» Exercise task:
Write out the data below in full, unchanged, minus the images.
Begin
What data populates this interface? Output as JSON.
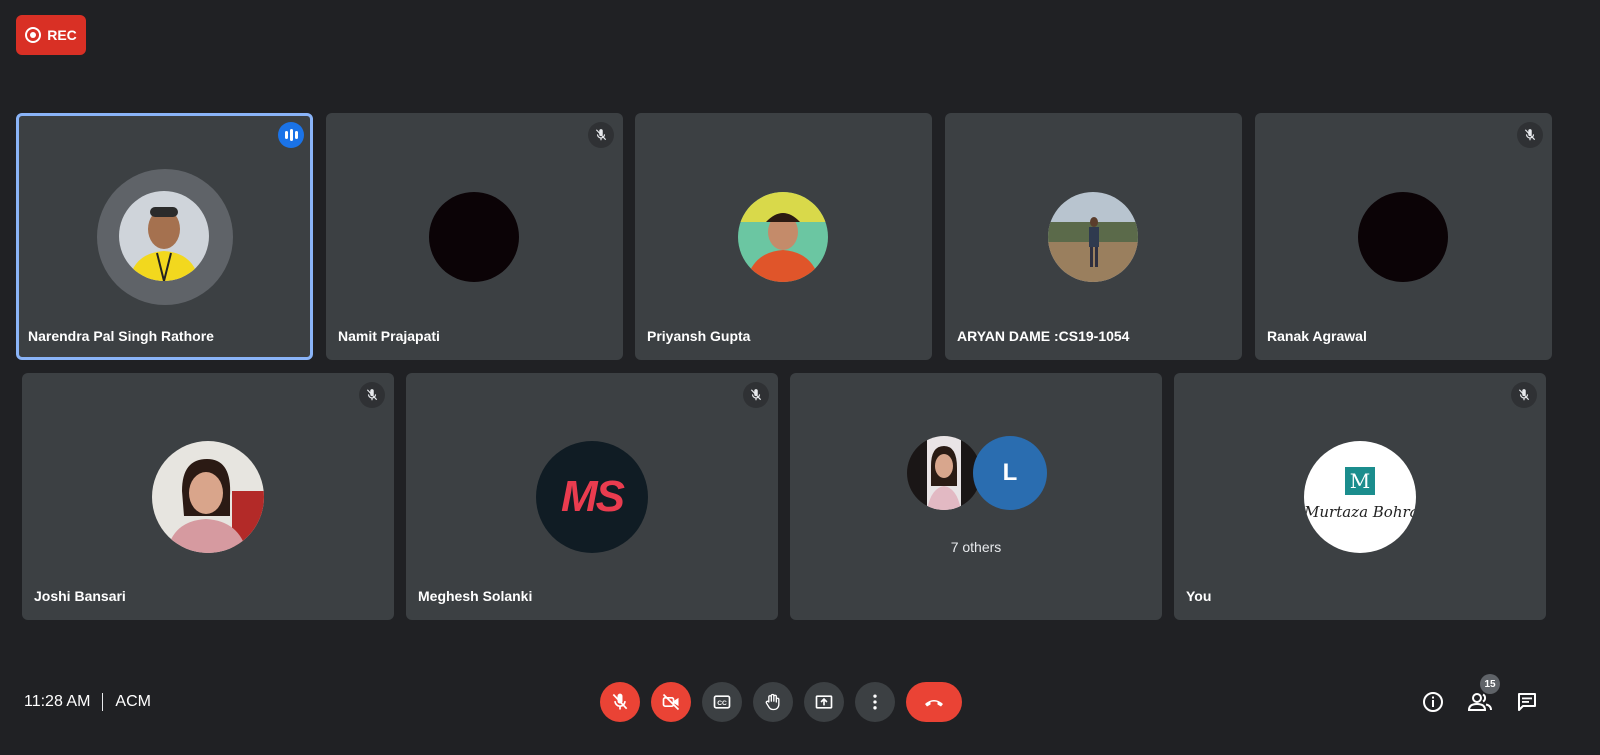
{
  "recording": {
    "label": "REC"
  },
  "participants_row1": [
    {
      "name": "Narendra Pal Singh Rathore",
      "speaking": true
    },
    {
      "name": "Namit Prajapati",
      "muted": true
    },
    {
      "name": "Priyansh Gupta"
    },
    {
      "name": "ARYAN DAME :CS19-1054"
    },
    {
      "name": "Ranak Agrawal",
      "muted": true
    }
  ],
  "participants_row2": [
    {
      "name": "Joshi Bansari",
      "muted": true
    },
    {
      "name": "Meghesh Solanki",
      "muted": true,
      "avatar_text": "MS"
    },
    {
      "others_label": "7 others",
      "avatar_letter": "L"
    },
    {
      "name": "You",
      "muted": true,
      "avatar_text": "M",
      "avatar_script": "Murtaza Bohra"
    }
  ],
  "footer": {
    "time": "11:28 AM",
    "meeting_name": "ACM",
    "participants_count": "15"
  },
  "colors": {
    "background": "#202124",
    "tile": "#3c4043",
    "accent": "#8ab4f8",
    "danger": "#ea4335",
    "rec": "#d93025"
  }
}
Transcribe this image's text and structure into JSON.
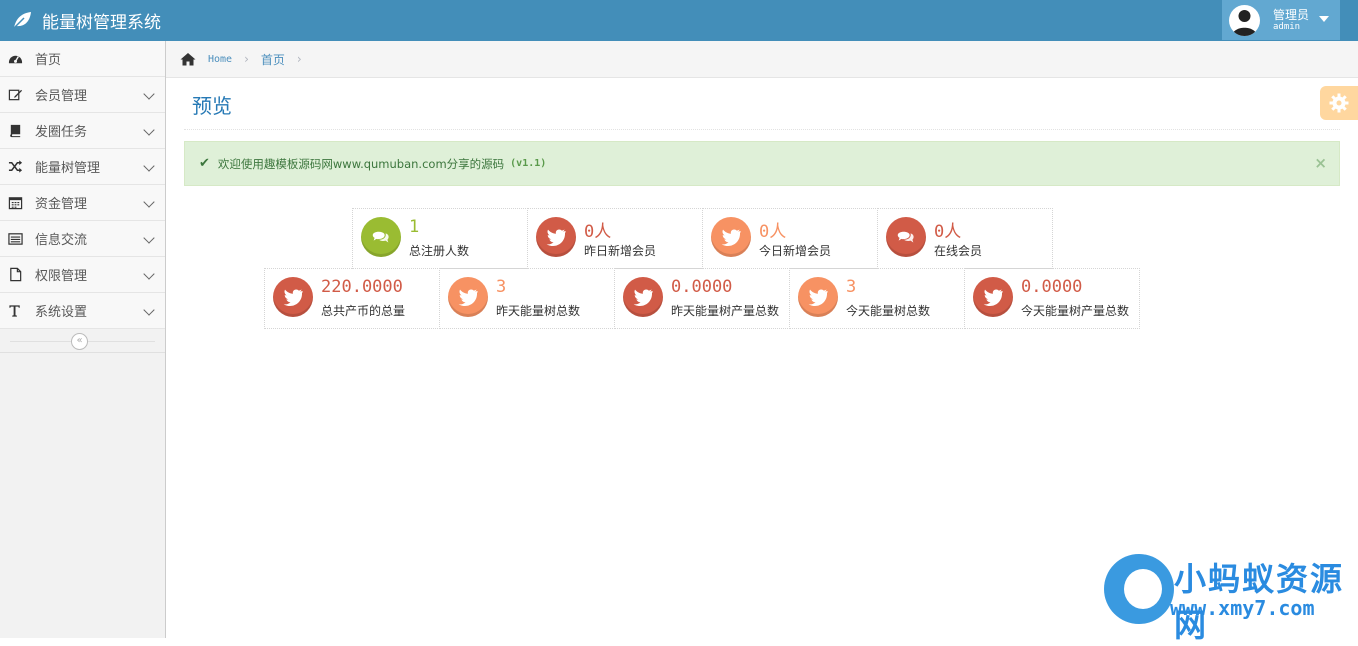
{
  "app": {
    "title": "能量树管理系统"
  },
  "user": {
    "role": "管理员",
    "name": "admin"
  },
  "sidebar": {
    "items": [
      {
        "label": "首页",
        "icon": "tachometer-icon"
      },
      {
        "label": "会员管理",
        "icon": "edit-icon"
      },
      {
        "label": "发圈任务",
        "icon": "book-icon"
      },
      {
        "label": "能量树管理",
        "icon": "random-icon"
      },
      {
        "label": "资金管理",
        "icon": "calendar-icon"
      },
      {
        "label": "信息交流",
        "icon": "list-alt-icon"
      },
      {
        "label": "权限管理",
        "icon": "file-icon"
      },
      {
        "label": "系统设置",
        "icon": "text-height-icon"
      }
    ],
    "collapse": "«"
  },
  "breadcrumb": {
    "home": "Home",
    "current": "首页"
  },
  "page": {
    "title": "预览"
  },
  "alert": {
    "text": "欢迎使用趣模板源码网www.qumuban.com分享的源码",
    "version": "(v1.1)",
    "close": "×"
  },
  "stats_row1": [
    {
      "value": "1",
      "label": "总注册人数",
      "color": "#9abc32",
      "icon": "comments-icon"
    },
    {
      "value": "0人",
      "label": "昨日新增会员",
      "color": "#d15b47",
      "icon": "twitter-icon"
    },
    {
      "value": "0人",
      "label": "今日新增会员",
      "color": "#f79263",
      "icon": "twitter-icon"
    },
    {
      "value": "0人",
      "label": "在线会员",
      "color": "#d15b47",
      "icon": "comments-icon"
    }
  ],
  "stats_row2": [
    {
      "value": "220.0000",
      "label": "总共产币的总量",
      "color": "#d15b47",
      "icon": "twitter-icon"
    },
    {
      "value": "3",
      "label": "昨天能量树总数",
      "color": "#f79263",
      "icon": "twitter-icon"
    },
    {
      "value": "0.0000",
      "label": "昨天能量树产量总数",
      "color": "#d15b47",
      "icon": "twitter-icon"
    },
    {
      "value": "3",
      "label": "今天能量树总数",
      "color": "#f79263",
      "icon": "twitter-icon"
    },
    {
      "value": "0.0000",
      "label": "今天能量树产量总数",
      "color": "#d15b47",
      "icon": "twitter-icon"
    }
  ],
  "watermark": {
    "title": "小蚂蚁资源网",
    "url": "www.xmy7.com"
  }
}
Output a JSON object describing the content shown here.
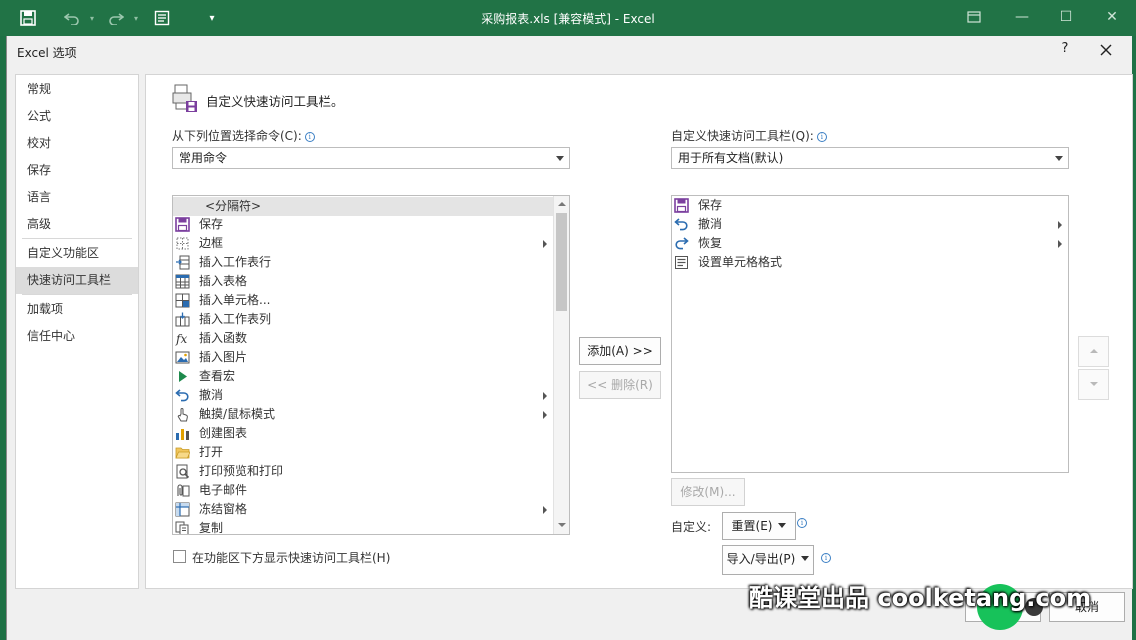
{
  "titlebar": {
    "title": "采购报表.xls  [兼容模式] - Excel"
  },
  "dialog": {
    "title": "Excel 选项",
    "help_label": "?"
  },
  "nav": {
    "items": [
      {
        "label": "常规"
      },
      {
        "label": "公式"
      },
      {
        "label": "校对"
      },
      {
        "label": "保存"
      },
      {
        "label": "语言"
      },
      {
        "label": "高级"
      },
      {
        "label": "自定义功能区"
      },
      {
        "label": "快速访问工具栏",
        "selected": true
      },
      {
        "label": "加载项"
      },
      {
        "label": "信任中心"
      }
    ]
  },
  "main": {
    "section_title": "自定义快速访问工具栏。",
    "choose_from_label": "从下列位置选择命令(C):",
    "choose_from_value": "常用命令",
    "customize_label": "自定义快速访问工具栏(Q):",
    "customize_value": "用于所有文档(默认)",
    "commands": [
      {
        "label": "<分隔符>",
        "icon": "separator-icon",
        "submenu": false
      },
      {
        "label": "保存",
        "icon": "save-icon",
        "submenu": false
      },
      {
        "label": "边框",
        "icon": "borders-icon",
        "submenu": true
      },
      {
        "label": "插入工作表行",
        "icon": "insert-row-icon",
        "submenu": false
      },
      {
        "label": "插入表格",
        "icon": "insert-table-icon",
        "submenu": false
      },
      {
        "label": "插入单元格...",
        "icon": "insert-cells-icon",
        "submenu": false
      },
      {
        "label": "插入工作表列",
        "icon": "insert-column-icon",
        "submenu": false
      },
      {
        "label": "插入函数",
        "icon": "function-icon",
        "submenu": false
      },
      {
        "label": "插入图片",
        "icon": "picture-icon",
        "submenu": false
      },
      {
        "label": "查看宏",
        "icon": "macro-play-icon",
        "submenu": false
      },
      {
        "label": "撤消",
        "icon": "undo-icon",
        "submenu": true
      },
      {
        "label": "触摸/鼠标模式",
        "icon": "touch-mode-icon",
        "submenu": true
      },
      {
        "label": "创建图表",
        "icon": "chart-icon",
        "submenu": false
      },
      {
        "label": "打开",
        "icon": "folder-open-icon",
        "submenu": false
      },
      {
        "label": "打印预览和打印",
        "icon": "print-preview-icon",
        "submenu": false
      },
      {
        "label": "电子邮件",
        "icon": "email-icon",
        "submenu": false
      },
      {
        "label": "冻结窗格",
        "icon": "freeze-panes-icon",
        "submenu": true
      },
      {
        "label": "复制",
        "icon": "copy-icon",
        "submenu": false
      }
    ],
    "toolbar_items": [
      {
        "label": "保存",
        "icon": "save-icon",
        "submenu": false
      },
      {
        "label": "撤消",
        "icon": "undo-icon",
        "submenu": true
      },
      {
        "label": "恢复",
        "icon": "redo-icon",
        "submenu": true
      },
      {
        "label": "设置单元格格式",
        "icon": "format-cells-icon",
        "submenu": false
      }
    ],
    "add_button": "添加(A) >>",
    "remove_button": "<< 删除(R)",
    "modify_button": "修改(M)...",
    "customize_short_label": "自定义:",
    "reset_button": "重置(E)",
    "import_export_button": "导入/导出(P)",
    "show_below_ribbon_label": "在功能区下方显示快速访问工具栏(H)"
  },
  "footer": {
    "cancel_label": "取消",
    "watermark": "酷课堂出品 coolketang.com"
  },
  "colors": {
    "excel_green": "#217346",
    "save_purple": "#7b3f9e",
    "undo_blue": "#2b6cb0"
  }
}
End
» Finished answer:
What data populates this interface? Output as JSON.
{
  "recording": {
    "label": "REC"
  },
  "participants_row1": [
    {
      "name": "Narendra Pal Singh Rathore",
      "speaking": true
    },
    {
      "name": "Namit Prajapati",
      "muted": true
    },
    {
      "name": "Priyansh Gupta"
    },
    {
      "name": "ARYAN DAME :CS19-1054"
    },
    {
      "name": "Ranak Agrawal",
      "muted": true
    }
  ],
  "participants_row2": [
    {
      "name": "Joshi Bansari",
      "muted": true
    },
    {
      "name": "Meghesh Solanki",
      "muted": true,
      "avatar_text": "MS"
    },
    {
      "others_label": "7 others",
      "avatar_letter": "L"
    },
    {
      "name": "You",
      "muted": true,
      "avatar_text": "M",
      "avatar_script": "Murtaza Bohra"
    }
  ],
  "footer": {
    "time": "11:28 AM",
    "meeting_name": "ACM",
    "participants_count": "15"
  },
  "colors": {
    "background": "#202124",
    "tile": "#3c4043",
    "accent": "#8ab4f8",
    "danger": "#ea4335",
    "rec": "#d93025"
  }
}
Transcribe this image's text and structure into JSON.
{
  "app": {
    "title": "能量树管理系统"
  },
  "user": {
    "role": "管理员",
    "name": "admin"
  },
  "sidebar": {
    "items": [
      {
        "label": "首页",
        "icon": "tachometer-icon"
      },
      {
        "label": "会员管理",
        "icon": "edit-icon"
      },
      {
        "label": "发圈任务",
        "icon": "book-icon"
      },
      {
        "label": "能量树管理",
        "icon": "random-icon"
      },
      {
        "label": "资金管理",
        "icon": "calendar-icon"
      },
      {
        "label": "信息交流",
        "icon": "list-alt-icon"
      },
      {
        "label": "权限管理",
        "icon": "file-icon"
      },
      {
        "label": "系统设置",
        "icon": "text-height-icon"
      }
    ],
    "collapse": "«"
  },
  "breadcrumb": {
    "home": "Home",
    "current": "首页"
  },
  "page": {
    "title": "预览"
  },
  "alert": {
    "text": "欢迎使用趣模板源码网www.qumuban.com分享的源码",
    "version": "(v1.1)",
    "close": "×"
  },
  "stats_row1": [
    {
      "value": "1",
      "label": "总注册人数",
      "color": "#9abc32",
      "icon": "comments-icon"
    },
    {
      "value": "0人",
      "label": "昨日新增会员",
      "color": "#d15b47",
      "icon": "twitter-icon"
    },
    {
      "value": "0人",
      "label": "今日新增会员",
      "color": "#f79263",
      "icon": "twitter-icon"
    },
    {
      "value": "0人",
      "label": "在线会员",
      "color": "#d15b47",
      "icon": "comments-icon"
    }
  ],
  "stats_row2": [
    {
      "value": "220.0000",
      "label": "总共产币的总量",
      "color": "#d15b47",
      "icon": "twitter-icon"
    },
    {
      "value": "3",
      "label": "昨天能量树总数",
      "color": "#f79263",
      "icon": "twitter-icon"
    },
    {
      "value": "0.0000",
      "label": "昨天能量树产量总数",
      "color": "#d15b47",
      "icon": "twitter-icon"
    },
    {
      "value": "3",
      "label": "今天能量树总数",
      "color": "#f79263",
      "icon": "twitter-icon"
    },
    {
      "value": "0.0000",
      "label": "今天能量树产量总数",
      "color": "#d15b47",
      "icon": "twitter-icon"
    }
  ],
  "watermark": {
    "title": "小蚂蚁资源网",
    "url": "www.xmy7.com"
  }
}
Output a JSON object describing the content shown here.
{
  "titlebar": {
    "title": "采购报表.xls  [兼容模式] - Excel"
  },
  "dialog": {
    "title": "Excel 选项",
    "help_label": "?"
  },
  "nav": {
    "items": [
      {
        "label": "常规"
      },
      {
        "label": "公式"
      },
      {
        "label": "校对"
      },
      {
        "label": "保存"
      },
      {
        "label": "语言"
      },
      {
        "label": "高级"
      },
      {
        "label": "自定义功能区"
      },
      {
        "label": "快速访问工具栏",
        "selected": true
      },
      {
        "label": "加载项"
      },
      {
        "label": "信任中心"
      }
    ]
  },
  "main": {
    "section_title": "自定义快速访问工具栏。",
    "choose_from_label": "从下列位置选择命令(C):",
    "choose_from_value": "常用命令",
    "customize_label": "自定义快速访问工具栏(Q):",
    "customize_value": "用于所有文档(默认)",
    "commands": [
      {
        "label": "<分隔符>",
        "icon": "separator-icon",
        "submenu": false
      },
      {
        "label": "保存",
        "icon": "save-icon",
        "submenu": false
      },
      {
        "label": "边框",
        "icon": "borders-icon",
        "submenu": true
      },
      {
        "label": "插入工作表行",
        "icon": "insert-row-icon",
        "submenu": false
      },
      {
        "label": "插入表格",
        "icon": "insert-table-icon",
        "submenu": false
      },
      {
        "label": "插入单元格...",
        "icon": "insert-cells-icon",
        "submenu": false
      },
      {
        "label": "插入工作表列",
        "icon": "insert-column-icon",
        "submenu": false
      },
      {
        "label": "插入函数",
        "icon": "function-icon",
        "submenu": false
      },
      {
        "label": "插入图片",
        "icon": "picture-icon",
        "submenu": false
      },
      {
        "label": "查看宏",
        "icon": "macro-play-icon",
        "submenu": false
      },
      {
        "label": "撤消",
        "icon": "undo-icon",
        "submenu": true
      },
      {
        "label": "触摸/鼠标模式",
        "icon": "touch-mode-icon",
        "submenu": true
      },
      {
        "label": "创建图表",
        "icon": "chart-icon",
        "submenu": false
      },
      {
        "label": "打开",
        "icon": "folder-open-icon",
        "submenu": false
      },
      {
        "label": "打印预览和打印",
        "icon": "print-preview-icon",
        "submenu": false
      },
      {
        "label": "电子邮件",
        "icon": "email-icon",
        "submenu": false
      },
      {
        "label": "冻结窗格",
        "icon": "freeze-panes-icon",
        "submenu": true
      },
      {
        "label": "复制",
        "icon": "copy-icon",
        "submenu": false
      }
    ],
    "toolbar_items": [
      {
        "label": "保存",
        "icon": "save-icon",
        "submenu": false
      },
      {
        "label": "撤消",
        "icon": "undo-icon",
        "submenu": true
      },
      {
        "label": "恢复",
        "icon": "redo-icon",
        "submenu": true
      },
      {
        "label": "设置单元格格式",
        "icon": "format-cells-icon",
        "submenu": false
      }
    ],
    "add_button": "添加(A) >>",
    "remove_button": "<< 删除(R)",
    "modify_button": "修改(M)...",
    "customize_short_label": "自定义:",
    "reset_button": "重置(E)",
    "import_export_button": "导入/导出(P)",
    "show_below_ribbon_label": "在功能区下方显示快速访问工具栏(H)"
  },
  "footer": {
    "cancel_label": "取消",
    "watermark": "酷课堂出品 coolketang.com"
  },
  "colors": {
    "excel_green": "#217346",
    "save_purple": "#7b3f9e",
    "undo_blue": "#2b6cb0"
  }
}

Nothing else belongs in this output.